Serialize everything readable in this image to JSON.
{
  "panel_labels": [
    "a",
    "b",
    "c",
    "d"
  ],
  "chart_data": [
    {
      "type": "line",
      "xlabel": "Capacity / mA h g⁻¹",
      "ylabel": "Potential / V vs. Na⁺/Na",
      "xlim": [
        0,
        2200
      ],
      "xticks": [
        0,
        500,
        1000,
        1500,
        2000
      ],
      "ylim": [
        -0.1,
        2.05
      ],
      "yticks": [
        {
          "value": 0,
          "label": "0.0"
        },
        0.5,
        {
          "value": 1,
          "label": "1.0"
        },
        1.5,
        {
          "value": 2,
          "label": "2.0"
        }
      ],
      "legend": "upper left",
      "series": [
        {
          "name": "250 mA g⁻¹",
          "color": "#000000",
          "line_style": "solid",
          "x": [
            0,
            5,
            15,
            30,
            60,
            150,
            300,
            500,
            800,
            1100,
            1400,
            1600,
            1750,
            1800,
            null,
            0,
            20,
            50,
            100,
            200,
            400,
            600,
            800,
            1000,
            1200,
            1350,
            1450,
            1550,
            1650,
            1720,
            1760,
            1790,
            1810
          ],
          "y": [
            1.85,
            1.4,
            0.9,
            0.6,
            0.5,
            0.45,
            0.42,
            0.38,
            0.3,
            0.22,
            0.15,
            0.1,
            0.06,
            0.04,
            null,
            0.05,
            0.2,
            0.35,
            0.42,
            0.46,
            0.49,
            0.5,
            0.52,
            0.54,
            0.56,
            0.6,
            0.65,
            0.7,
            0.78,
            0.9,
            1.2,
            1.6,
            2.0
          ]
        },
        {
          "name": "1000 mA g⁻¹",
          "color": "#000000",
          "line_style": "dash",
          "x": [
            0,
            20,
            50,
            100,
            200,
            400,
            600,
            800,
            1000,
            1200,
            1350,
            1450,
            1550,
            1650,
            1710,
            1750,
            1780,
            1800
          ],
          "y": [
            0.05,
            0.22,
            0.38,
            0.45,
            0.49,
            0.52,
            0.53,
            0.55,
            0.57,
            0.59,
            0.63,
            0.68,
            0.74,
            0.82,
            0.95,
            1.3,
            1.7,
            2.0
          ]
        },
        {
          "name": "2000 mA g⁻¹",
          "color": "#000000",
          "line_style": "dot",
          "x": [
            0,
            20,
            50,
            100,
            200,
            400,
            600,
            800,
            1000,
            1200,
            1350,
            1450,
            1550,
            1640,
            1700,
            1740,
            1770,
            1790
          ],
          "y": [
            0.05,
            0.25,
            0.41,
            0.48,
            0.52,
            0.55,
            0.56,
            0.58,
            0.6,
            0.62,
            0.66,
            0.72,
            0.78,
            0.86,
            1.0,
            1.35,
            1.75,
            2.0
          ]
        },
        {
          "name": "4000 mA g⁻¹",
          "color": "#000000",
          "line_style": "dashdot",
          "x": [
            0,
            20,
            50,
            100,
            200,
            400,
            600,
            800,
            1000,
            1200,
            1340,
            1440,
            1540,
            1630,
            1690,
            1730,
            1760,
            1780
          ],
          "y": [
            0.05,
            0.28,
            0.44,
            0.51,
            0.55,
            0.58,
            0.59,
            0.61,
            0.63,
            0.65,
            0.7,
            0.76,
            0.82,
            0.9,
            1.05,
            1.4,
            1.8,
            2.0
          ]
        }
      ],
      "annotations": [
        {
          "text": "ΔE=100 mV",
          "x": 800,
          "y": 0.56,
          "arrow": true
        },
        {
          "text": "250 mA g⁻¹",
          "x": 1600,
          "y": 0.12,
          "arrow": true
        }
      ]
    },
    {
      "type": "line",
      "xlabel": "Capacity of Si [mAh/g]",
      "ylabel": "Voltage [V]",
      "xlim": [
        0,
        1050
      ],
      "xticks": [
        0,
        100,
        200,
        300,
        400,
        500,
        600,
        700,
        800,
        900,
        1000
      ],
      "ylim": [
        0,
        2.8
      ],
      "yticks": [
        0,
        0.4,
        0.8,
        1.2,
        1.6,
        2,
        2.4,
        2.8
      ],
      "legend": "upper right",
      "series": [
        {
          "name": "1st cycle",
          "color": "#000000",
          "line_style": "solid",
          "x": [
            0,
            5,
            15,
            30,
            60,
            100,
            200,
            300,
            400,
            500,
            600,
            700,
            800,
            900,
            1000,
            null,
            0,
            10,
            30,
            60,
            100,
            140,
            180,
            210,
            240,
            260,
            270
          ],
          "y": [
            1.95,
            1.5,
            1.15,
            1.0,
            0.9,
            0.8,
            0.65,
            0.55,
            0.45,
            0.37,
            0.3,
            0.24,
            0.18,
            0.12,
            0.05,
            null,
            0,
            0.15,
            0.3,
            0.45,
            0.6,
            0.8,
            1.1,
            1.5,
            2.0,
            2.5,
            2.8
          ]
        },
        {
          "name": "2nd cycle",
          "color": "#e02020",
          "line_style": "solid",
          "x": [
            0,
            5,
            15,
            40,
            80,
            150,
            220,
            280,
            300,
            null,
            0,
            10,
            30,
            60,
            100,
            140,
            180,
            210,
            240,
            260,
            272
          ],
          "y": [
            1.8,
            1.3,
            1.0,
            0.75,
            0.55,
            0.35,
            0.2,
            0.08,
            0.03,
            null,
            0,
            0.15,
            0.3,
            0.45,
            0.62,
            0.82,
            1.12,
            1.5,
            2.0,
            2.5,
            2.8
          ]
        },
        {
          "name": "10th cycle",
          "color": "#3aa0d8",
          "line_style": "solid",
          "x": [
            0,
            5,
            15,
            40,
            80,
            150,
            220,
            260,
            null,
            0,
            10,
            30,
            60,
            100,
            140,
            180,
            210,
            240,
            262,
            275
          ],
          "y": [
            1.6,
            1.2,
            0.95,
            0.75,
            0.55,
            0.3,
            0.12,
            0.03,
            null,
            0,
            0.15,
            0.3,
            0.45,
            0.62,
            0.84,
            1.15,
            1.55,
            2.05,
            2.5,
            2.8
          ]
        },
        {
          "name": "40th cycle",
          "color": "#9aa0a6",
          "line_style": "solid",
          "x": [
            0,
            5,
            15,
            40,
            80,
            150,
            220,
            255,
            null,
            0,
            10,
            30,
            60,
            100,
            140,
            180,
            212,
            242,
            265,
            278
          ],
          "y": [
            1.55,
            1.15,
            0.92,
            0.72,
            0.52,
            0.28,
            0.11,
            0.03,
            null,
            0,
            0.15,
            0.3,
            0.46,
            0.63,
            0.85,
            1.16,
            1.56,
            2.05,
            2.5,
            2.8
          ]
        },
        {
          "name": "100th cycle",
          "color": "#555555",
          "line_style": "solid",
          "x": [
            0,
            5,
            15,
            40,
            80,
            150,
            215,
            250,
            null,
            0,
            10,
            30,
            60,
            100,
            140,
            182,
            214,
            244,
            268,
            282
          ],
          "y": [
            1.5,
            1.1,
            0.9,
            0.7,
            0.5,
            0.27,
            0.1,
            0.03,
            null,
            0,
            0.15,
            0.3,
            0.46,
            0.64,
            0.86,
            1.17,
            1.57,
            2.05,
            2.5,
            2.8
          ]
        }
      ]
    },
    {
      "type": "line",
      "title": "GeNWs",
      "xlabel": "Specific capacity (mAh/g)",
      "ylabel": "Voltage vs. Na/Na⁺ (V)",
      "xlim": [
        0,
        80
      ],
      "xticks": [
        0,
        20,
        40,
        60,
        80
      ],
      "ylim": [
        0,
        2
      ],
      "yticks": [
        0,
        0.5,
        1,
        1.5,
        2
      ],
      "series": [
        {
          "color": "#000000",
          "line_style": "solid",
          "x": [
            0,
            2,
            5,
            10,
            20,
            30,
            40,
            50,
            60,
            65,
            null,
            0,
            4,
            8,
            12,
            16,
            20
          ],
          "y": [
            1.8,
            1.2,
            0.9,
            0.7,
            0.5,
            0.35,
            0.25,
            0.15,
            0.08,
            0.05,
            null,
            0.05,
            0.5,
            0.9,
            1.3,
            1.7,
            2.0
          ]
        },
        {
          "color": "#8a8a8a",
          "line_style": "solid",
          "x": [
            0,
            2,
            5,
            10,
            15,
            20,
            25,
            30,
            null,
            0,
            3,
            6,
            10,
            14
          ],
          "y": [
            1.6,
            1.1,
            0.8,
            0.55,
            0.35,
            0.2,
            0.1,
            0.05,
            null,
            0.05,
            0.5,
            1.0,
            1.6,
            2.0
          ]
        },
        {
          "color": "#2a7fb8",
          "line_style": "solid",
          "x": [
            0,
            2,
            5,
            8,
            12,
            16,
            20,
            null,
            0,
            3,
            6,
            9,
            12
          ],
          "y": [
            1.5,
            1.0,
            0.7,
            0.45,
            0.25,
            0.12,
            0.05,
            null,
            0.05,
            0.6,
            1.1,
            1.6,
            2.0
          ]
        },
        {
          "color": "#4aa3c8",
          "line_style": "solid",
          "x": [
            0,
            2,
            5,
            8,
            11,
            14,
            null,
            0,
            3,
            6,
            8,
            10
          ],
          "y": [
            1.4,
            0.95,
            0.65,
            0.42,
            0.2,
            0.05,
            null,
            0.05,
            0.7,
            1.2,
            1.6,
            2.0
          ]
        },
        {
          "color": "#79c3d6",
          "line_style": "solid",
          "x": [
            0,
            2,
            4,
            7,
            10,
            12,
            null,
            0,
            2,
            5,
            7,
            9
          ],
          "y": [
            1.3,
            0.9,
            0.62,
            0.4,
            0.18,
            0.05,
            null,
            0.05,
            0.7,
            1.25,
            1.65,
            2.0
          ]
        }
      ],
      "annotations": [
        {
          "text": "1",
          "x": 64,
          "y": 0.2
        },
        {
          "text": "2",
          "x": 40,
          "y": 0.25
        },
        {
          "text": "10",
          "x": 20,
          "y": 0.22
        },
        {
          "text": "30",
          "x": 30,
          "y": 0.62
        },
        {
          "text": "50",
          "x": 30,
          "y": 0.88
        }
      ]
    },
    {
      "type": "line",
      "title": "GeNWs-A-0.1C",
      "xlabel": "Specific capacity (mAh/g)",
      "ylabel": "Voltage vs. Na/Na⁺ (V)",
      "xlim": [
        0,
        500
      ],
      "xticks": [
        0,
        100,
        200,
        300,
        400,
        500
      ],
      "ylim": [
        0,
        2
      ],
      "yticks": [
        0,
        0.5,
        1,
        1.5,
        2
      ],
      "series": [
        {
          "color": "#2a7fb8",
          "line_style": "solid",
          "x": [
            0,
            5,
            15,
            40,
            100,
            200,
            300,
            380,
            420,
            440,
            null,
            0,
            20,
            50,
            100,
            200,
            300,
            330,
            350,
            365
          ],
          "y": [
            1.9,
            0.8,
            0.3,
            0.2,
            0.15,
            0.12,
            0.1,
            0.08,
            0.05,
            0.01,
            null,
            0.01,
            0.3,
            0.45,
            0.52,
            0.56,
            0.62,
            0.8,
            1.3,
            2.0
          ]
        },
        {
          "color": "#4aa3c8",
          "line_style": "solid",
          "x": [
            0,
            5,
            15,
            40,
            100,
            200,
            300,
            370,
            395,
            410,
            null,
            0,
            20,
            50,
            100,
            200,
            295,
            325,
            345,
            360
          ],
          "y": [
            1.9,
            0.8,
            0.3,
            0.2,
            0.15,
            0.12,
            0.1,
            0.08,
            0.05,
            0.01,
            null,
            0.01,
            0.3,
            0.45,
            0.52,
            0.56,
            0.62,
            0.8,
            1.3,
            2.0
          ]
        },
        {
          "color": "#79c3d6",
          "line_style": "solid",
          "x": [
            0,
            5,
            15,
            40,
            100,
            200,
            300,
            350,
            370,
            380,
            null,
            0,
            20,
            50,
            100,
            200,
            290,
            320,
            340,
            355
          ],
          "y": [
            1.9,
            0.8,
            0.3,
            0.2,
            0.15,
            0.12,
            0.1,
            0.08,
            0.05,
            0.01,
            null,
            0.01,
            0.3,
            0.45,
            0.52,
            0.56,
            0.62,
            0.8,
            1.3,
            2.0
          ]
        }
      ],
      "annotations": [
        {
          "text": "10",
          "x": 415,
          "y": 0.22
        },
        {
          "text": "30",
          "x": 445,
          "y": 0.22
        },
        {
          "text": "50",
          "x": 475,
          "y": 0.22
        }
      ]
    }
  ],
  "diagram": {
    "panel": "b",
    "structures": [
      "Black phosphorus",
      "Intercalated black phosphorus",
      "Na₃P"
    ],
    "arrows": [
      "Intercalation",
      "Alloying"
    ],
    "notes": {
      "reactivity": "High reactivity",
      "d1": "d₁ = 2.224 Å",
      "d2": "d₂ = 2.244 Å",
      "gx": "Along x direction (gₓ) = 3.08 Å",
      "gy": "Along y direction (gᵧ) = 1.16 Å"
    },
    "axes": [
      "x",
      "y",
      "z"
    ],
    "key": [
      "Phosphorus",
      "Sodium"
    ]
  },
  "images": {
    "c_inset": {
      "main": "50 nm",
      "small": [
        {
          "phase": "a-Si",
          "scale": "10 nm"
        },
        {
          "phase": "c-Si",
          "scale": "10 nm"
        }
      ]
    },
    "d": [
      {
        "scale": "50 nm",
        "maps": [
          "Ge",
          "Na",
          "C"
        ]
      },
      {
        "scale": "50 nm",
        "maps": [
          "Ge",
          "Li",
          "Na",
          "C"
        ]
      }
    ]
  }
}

····················

Check each line of the entries above, and show every one holding the word "xlabel".

EXERCISE RESULT ▸
      "xlabel": "Capacity / mA h g⁻¹",
      "xlabel": "Capacity of Si [mAh/g]",
      "xlabel": "Specific capacity (mAh/g)",
      "xlabel": "Specific capacity (mAh/g)",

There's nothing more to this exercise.